■ Requirement:
Return all lines with the word "concentration" in them.

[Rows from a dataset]

++++++++++++++++++++

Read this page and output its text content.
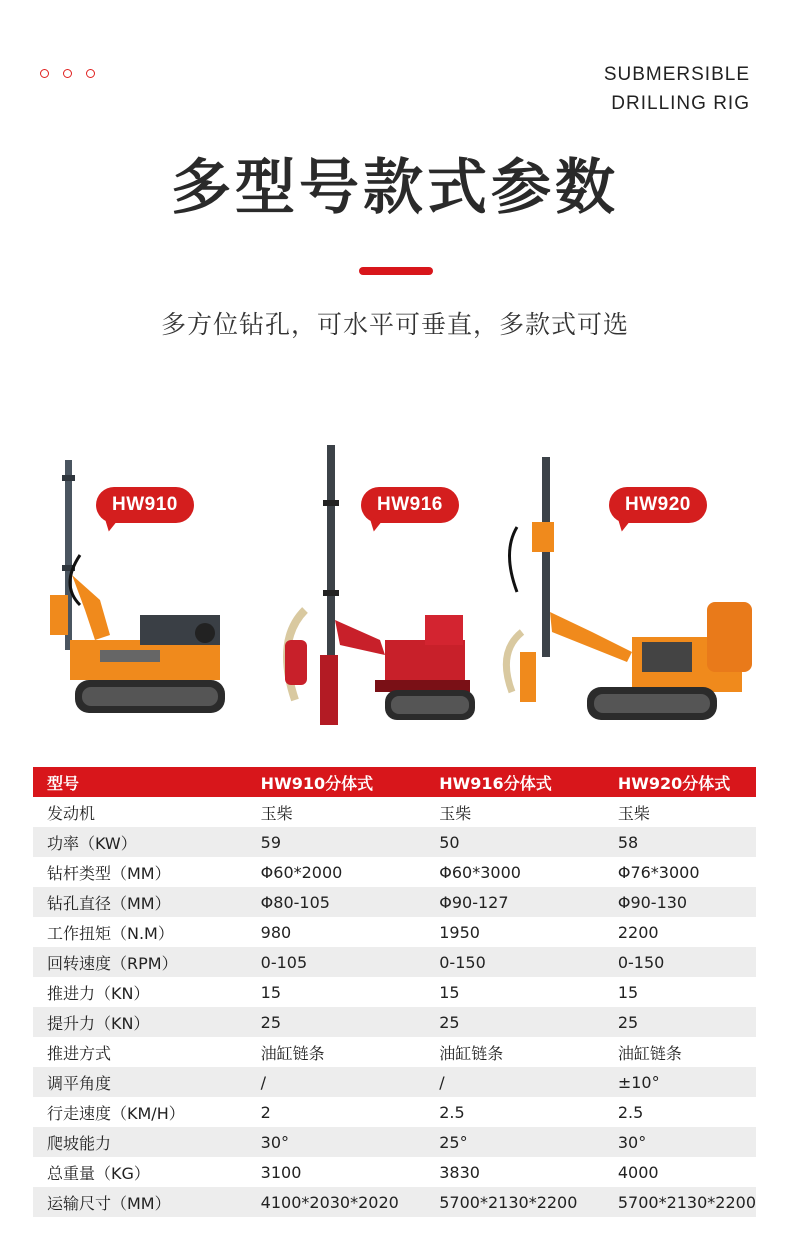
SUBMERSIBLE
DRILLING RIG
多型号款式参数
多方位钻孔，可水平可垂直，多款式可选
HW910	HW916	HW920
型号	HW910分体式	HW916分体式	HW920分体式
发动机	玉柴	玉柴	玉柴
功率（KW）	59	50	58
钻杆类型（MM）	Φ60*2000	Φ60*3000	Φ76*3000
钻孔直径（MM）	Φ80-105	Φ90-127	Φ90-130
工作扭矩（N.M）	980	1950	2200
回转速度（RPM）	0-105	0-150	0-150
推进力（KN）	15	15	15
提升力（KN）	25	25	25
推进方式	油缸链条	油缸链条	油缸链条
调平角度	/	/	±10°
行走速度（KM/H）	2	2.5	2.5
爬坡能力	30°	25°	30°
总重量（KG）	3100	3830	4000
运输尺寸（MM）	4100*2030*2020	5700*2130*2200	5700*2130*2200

++++++++++++++++++++

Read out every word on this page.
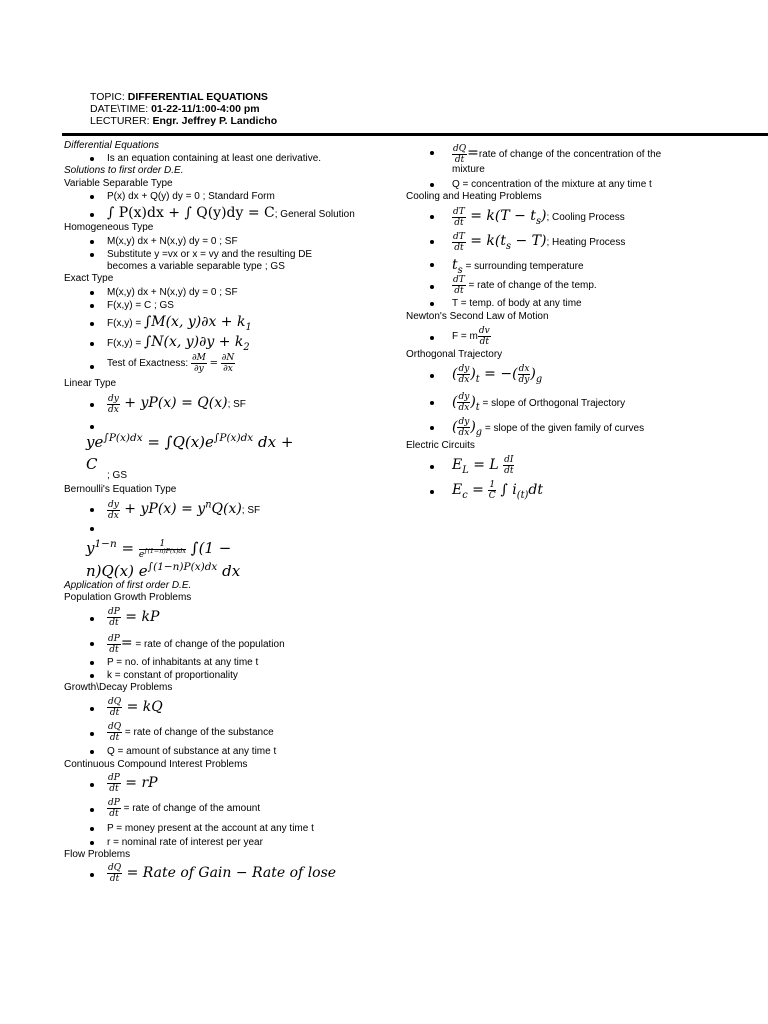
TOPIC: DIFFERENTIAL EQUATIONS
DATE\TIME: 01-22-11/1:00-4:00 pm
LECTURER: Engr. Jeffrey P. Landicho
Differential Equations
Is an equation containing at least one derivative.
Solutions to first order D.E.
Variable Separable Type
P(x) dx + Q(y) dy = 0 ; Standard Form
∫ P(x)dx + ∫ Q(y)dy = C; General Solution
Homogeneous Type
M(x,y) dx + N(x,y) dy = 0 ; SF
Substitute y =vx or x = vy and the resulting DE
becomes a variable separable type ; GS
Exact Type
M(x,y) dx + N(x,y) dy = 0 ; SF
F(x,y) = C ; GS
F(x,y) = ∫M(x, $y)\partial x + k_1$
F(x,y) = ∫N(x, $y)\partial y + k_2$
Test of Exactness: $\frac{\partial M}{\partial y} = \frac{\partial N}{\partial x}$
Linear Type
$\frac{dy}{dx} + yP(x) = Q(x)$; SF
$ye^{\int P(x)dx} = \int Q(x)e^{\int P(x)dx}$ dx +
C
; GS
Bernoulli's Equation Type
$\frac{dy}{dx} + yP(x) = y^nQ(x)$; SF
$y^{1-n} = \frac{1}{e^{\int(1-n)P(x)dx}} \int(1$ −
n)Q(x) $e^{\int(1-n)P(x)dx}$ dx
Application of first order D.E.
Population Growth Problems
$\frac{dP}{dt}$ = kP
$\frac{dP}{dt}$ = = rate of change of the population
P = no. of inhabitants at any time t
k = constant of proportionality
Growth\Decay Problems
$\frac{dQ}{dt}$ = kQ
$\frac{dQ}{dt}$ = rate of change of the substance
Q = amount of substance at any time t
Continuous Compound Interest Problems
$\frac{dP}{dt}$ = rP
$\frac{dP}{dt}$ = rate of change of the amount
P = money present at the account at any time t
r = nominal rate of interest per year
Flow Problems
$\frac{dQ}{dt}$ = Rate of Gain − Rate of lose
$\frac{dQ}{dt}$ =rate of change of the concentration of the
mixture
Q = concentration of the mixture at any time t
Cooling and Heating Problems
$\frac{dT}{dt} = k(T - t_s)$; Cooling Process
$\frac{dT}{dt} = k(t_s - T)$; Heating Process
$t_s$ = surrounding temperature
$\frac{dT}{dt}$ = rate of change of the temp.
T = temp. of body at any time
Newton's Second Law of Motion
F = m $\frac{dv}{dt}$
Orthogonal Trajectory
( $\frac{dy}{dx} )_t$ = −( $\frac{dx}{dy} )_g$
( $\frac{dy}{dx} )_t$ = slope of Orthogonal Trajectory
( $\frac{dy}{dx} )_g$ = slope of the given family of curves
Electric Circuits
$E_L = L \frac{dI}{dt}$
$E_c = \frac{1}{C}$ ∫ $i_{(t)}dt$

++++++++++++++++++++

■ Solution to this task:
$\frac{dQ}{dt}$ =rate of change of the concentration of the
Q = concentration of the mixture at any time t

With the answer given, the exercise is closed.